## Directions
Find each line holding the word "TCHouse" and give the total alone.

[Start]

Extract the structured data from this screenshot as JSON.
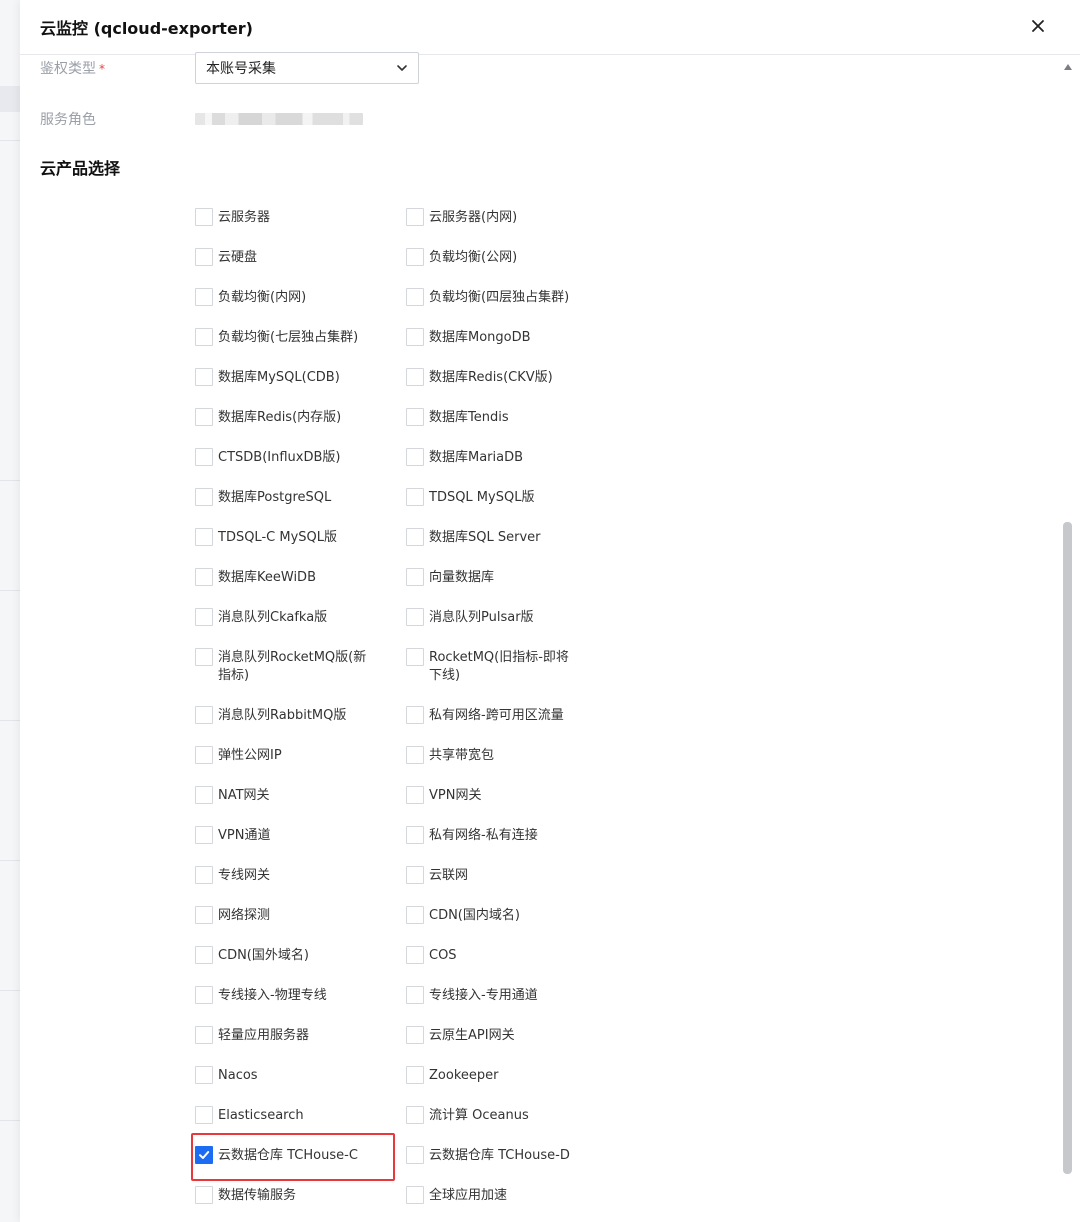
{
  "dialog": {
    "title": "云监控 (qcloud-exporter)"
  },
  "form": {
    "auth_type_label": "鉴权类型",
    "required_mark": "*",
    "auth_type_value": "本账号采集",
    "service_role_label": "服务角色"
  },
  "section": {
    "title": "云产品选择"
  },
  "products": [
    {
      "label": "云服务器",
      "checked": false
    },
    {
      "label": "云服务器(内网)",
      "checked": false
    },
    {
      "label": "云硬盘",
      "checked": false
    },
    {
      "label": "负载均衡(公网)",
      "checked": false
    },
    {
      "label": "负载均衡(内网)",
      "checked": false
    },
    {
      "label": "负载均衡(四层独占集群)",
      "checked": false
    },
    {
      "label": "负载均衡(七层独占集群)",
      "checked": false
    },
    {
      "label": "数据库MongoDB",
      "checked": false
    },
    {
      "label": "数据库MySQL(CDB)",
      "checked": false
    },
    {
      "label": "数据库Redis(CKV版)",
      "checked": false
    },
    {
      "label": "数据库Redis(内存版)",
      "checked": false
    },
    {
      "label": "数据库Tendis",
      "checked": false
    },
    {
      "label": "CTSDB(InfluxDB版)",
      "checked": false
    },
    {
      "label": "数据库MariaDB",
      "checked": false
    },
    {
      "label": "数据库PostgreSQL",
      "checked": false
    },
    {
      "label": "TDSQL MySQL版",
      "checked": false
    },
    {
      "label": "TDSQL-C MySQL版",
      "checked": false
    },
    {
      "label": "数据库SQL Server",
      "checked": false
    },
    {
      "label": "数据库KeeWiDB",
      "checked": false
    },
    {
      "label": "向量数据库",
      "checked": false
    },
    {
      "label": "消息队列Ckafka版",
      "checked": false
    },
    {
      "label": "消息队列Pulsar版",
      "checked": false
    },
    {
      "label": "消息队列RocketMQ版(新指标)",
      "checked": false
    },
    {
      "label": "RocketMQ(旧指标-即将下线)",
      "checked": false
    },
    {
      "label": "消息队列RabbitMQ版",
      "checked": false
    },
    {
      "label": "私有网络-跨可用区流量",
      "checked": false
    },
    {
      "label": "弹性公网IP",
      "checked": false
    },
    {
      "label": "共享带宽包",
      "checked": false
    },
    {
      "label": "NAT网关",
      "checked": false
    },
    {
      "label": "VPN网关",
      "checked": false
    },
    {
      "label": "VPN通道",
      "checked": false
    },
    {
      "label": "私有网络-私有连接",
      "checked": false
    },
    {
      "label": "专线网关",
      "checked": false
    },
    {
      "label": "云联网",
      "checked": false
    },
    {
      "label": "网络探测",
      "checked": false
    },
    {
      "label": "CDN(国内域名)",
      "checked": false
    },
    {
      "label": "CDN(国外域名)",
      "checked": false
    },
    {
      "label": "COS",
      "checked": false
    },
    {
      "label": "专线接入-物理专线",
      "checked": false
    },
    {
      "label": "专线接入-专用通道",
      "checked": false
    },
    {
      "label": "轻量应用服务器",
      "checked": false
    },
    {
      "label": "云原生API网关",
      "checked": false
    },
    {
      "label": "Nacos",
      "checked": false
    },
    {
      "label": "Zookeeper",
      "checked": false
    },
    {
      "label": "Elasticsearch",
      "checked": false
    },
    {
      "label": "流计算 Oceanus",
      "checked": false
    },
    {
      "label": "云数据仓库 TCHouse-C",
      "checked": true
    },
    {
      "label": "云数据仓库 TCHouse-D",
      "checked": false
    },
    {
      "label": "数据传输服务",
      "checked": false
    },
    {
      "label": "全球应用加速",
      "checked": false
    }
  ],
  "colors": {
    "checkbox_checked": "#1c6cf3",
    "highlight_border": "#e8383b",
    "required": "#e54545"
  }
}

[End]

## Output below
2